PROVIDED ENTRIES:
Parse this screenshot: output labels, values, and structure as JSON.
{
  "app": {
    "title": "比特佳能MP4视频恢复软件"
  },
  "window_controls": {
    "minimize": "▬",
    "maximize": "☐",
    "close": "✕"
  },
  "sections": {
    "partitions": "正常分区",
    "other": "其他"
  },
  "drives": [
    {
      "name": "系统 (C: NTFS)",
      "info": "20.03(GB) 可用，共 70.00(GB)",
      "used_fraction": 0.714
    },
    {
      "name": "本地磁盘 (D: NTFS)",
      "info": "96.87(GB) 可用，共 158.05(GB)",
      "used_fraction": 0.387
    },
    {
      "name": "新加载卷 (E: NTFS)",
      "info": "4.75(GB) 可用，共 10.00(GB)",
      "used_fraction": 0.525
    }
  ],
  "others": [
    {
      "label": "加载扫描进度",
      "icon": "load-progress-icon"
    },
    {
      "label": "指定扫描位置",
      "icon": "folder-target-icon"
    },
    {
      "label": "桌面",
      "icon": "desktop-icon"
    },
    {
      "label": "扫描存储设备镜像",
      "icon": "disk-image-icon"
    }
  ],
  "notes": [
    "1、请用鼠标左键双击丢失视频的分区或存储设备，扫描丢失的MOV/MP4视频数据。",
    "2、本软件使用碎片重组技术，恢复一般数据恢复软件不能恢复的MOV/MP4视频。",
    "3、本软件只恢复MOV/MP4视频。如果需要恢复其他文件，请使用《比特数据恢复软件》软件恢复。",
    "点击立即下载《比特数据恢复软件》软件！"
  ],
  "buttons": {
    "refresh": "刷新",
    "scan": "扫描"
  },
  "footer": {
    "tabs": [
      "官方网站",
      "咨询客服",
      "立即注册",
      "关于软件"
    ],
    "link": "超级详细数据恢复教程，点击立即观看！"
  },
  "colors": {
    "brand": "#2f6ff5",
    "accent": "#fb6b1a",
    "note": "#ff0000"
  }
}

STATED EXERCISE: Nothing in the listing may be changed; retype it all exactly.

RESULT OF THIS TASK:
Parse this screenshot: output labels, values, and structure as JSON.
{
  "app": {
    "title": "比特佳能MP4视频恢复软件"
  },
  "window_controls": {
    "minimize": "▬",
    "maximize": "☐",
    "close": "✕"
  },
  "sections": {
    "partitions": "正常分区",
    "other": "其他"
  },
  "drives": [
    {
      "name": "系统 (C: NTFS)",
      "info": "20.03(GB) 可用，共 70.00(GB)",
      "used_fraction": 0.714
    },
    {
      "name": "本地磁盘 (D: NTFS)",
      "info": "96.87(GB) 可用，共 158.05(GB)",
      "used_fraction": 0.387
    },
    {
      "name": "新加载卷 (E: NTFS)",
      "info": "4.75(GB) 可用，共 10.00(GB)",
      "used_fraction": 0.525
    }
  ],
  "others": [
    {
      "label": "加载扫描进度",
      "icon": "load-progress-icon"
    },
    {
      "label": "指定扫描位置",
      "icon": "folder-target-icon"
    },
    {
      "label": "桌面",
      "icon": "desktop-icon"
    },
    {
      "label": "扫描存储设备镜像",
      "icon": "disk-image-icon"
    }
  ],
  "notes": [
    "1、请用鼠标左键双击丢失视频的分区或存储设备，扫描丢失的MOV/MP4视频数据。",
    "2、本软件使用碎片重组技术，恢复一般数据恢复软件不能恢复的MOV/MP4视频。",
    "3、本软件只恢复MOV/MP4视频。如果需要恢复其他文件，请使用《比特数据恢复软件》软件恢复。",
    "点击立即下载《比特数据恢复软件》软件！"
  ],
  "buttons": {
    "refresh": "刷新",
    "scan": "扫描"
  },
  "footer": {
    "tabs": [
      "官方网站",
      "咨询客服",
      "立即注册",
      "关于软件"
    ],
    "link": "超级详细数据恢复教程，点击立即观看！"
  },
  "colors": {
    "brand": "#2f6ff5",
    "accent": "#fb6b1a",
    "note": "#ff0000"
  }
}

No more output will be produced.